'''

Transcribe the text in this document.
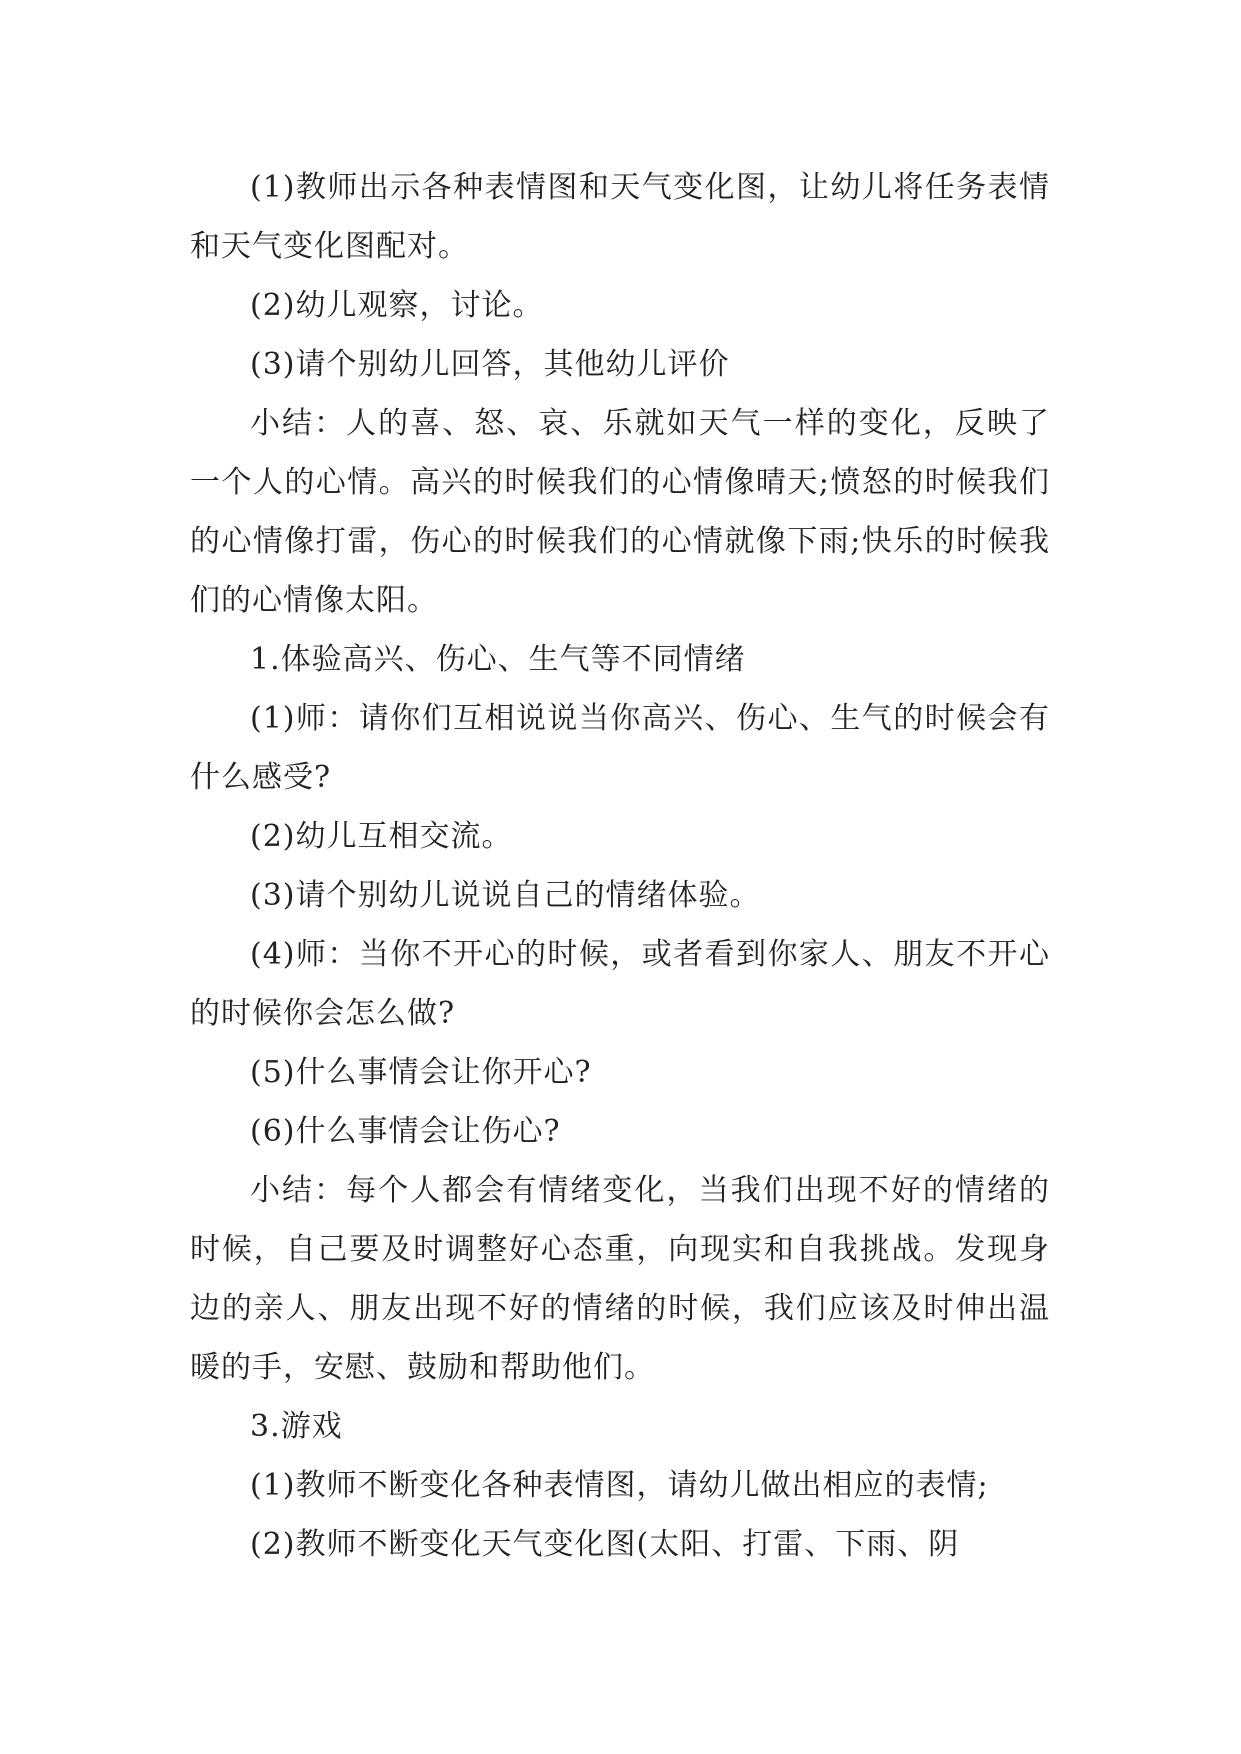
(1)教师出示各种表情图和天气变化图，让幼儿将任务表情和天气变化图配对。

(2)幼儿观察，讨论。

(3)请个别幼儿回答，其他幼儿评价

小结：人的喜、怒、哀、乐就如天气一样的变化，反映了一个人的心情。高兴的时候我们的心情像晴天;愤怒的时候我们的心情像打雷，伤心的时候我们的心情就像下雨;快乐的时候我们的心情像太阳。

1.体验高兴、伤心、生气等不同情绪

(1)师：请你们互相说说当你高兴、伤心、生气的时候会有什么感受?

(2)幼儿互相交流。

(3)请个别幼儿说说自己的情绪体验。

(4)师：当你不开心的时候，或者看到你家人、朋友不开心的时候你会怎么做?

(5)什么事情会让你开心?

(6)什么事情会让伤心?

小结：每个人都会有情绪变化，当我们出现不好的情绪的时候，自己要及时调整好心态重，向现实和自我挑战。发现身边的亲人、朋友出现不好的情绪的时候，我们应该及时伸出温暖的手，安慰、鼓励和帮助他们。

3.游戏

(1)教师不断变化各种表情图，请幼儿做出相应的表情;

(2)教师不断变化天气变化图(太阳、打雷、下雨、阴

'''

Requirement → The listing above must be printed again exactly, minus its pictures.

Solution to the exercise →
Transcribe the text in this document.
(1)教师出示各种表情图和天气变化图，让幼儿将任务表情和天气变化图配对。

(2)幼儿观察，讨论。

(3)请个别幼儿回答，其他幼儿评价

小结：人的喜、怒、哀、乐就如天气一样的变化，反映了一个人的心情。高兴的时候我们的心情像晴天;愤怒的时候我们的心情像打雷，伤心的时候我们的心情就像下雨;快乐的时候我们的心情像太阳。

1.体验高兴、伤心、生气等不同情绪

(1)师：请你们互相说说当你高兴、伤心、生气的时候会有什么感受?

(2)幼儿互相交流。

(3)请个别幼儿说说自己的情绪体验。

(4)师：当你不开心的时候，或者看到你家人、朋友不开心的时候你会怎么做?

(5)什么事情会让你开心?

(6)什么事情会让伤心?

小结：每个人都会有情绪变化，当我们出现不好的情绪的时候，自己要及时调整好心态重，向现实和自我挑战。发现身边的亲人、朋友出现不好的情绪的时候，我们应该及时伸出温暖的手，安慰、鼓励和帮助他们。

3.游戏

(1)教师不断变化各种表情图，请幼儿做出相应的表情;

(2)教师不断变化天气变化图(太阳、打雷、下雨、阴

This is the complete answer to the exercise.